- [Excerpted data]

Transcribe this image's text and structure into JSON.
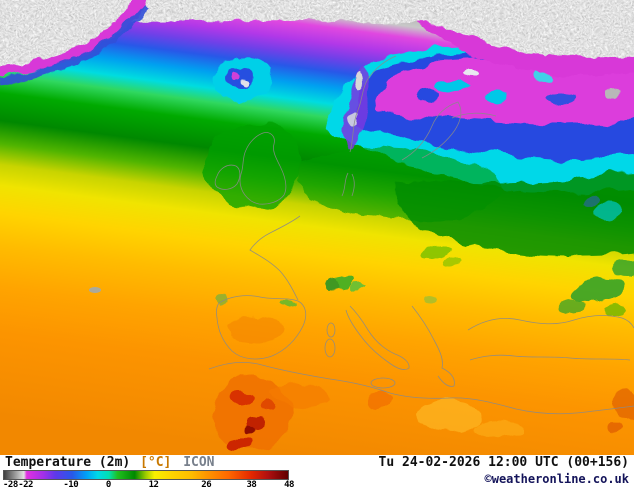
{
  "map": {
    "alt": "Temperature (2m) colour-filled forecast map of Europe, the North Atlantic, Scandinavia and North Africa"
  },
  "footer": {
    "parameter": "Temperature (2m)",
    "unit": "[°C]",
    "model": "ICON",
    "timestamp": "Tu 24-02-2026 12:00 UTC (00+156)",
    "copyright": "©weatheronline.co.uk",
    "scale": {
      "ticks": [
        "-28",
        "-22",
        "-10",
        "0",
        "12",
        "26",
        "38",
        "48"
      ],
      "gradient_stops": [
        {
          "pct": 0,
          "color": "#404040"
        },
        {
          "pct": 7,
          "color": "#e0e0e0"
        },
        {
          "pct": 8,
          "color": "#e030e0"
        },
        {
          "pct": 14,
          "color": "#a030e8"
        },
        {
          "pct": 18,
          "color": "#6038e8"
        },
        {
          "pct": 24,
          "color": "#2858e8"
        },
        {
          "pct": 29,
          "color": "#00a0f8"
        },
        {
          "pct": 33,
          "color": "#00d8e8"
        },
        {
          "pct": 37,
          "color": "#00e0b0"
        },
        {
          "pct": 40,
          "color": "#20c020"
        },
        {
          "pct": 46,
          "color": "#008800"
        },
        {
          "pct": 50,
          "color": "#a0cc00"
        },
        {
          "pct": 53,
          "color": "#f8f000"
        },
        {
          "pct": 59,
          "color": "#ffd400"
        },
        {
          "pct": 66,
          "color": "#ffbc00"
        },
        {
          "pct": 71,
          "color": "#ff9800"
        },
        {
          "pct": 79,
          "color": "#ff6800"
        },
        {
          "pct": 87,
          "color": "#e42800"
        },
        {
          "pct": 93,
          "color": "#b01010"
        },
        {
          "pct": 100,
          "color": "#600000"
        }
      ]
    }
  }
}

- [Task description] Go through the entries above and print each one exactly, minus the pictures.

- [Solution for this exercise]
Transcribe this image's text and structure into JSON.
{
  "map": {
    "alt": "Temperature (2m) colour-filled forecast map of Europe, the North Atlantic, Scandinavia and North Africa"
  },
  "footer": {
    "parameter": "Temperature (2m)",
    "unit": "[°C]",
    "model": "ICON",
    "timestamp": "Tu 24-02-2026 12:00 UTC (00+156)",
    "copyright": "©weatheronline.co.uk",
    "scale": {
      "ticks": [
        "-28",
        "-22",
        "-10",
        "0",
        "12",
        "26",
        "38",
        "48"
      ],
      "gradient_stops": [
        {
          "pct": 0,
          "color": "#404040"
        },
        {
          "pct": 7,
          "color": "#e0e0e0"
        },
        {
          "pct": 8,
          "color": "#e030e0"
        },
        {
          "pct": 14,
          "color": "#a030e8"
        },
        {
          "pct": 18,
          "color": "#6038e8"
        },
        {
          "pct": 24,
          "color": "#2858e8"
        },
        {
          "pct": 29,
          "color": "#00a0f8"
        },
        {
          "pct": 33,
          "color": "#00d8e8"
        },
        {
          "pct": 37,
          "color": "#00e0b0"
        },
        {
          "pct": 40,
          "color": "#20c020"
        },
        {
          "pct": 46,
          "color": "#008800"
        },
        {
          "pct": 50,
          "color": "#a0cc00"
        },
        {
          "pct": 53,
          "color": "#f8f000"
        },
        {
          "pct": 59,
          "color": "#ffd400"
        },
        {
          "pct": 66,
          "color": "#ffbc00"
        },
        {
          "pct": 71,
          "color": "#ff9800"
        },
        {
          "pct": 79,
          "color": "#ff6800"
        },
        {
          "pct": 87,
          "color": "#e42800"
        },
        {
          "pct": 93,
          "color": "#b01010"
        },
        {
          "pct": 100,
          "color": "#600000"
        }
      ]
    }
  }
}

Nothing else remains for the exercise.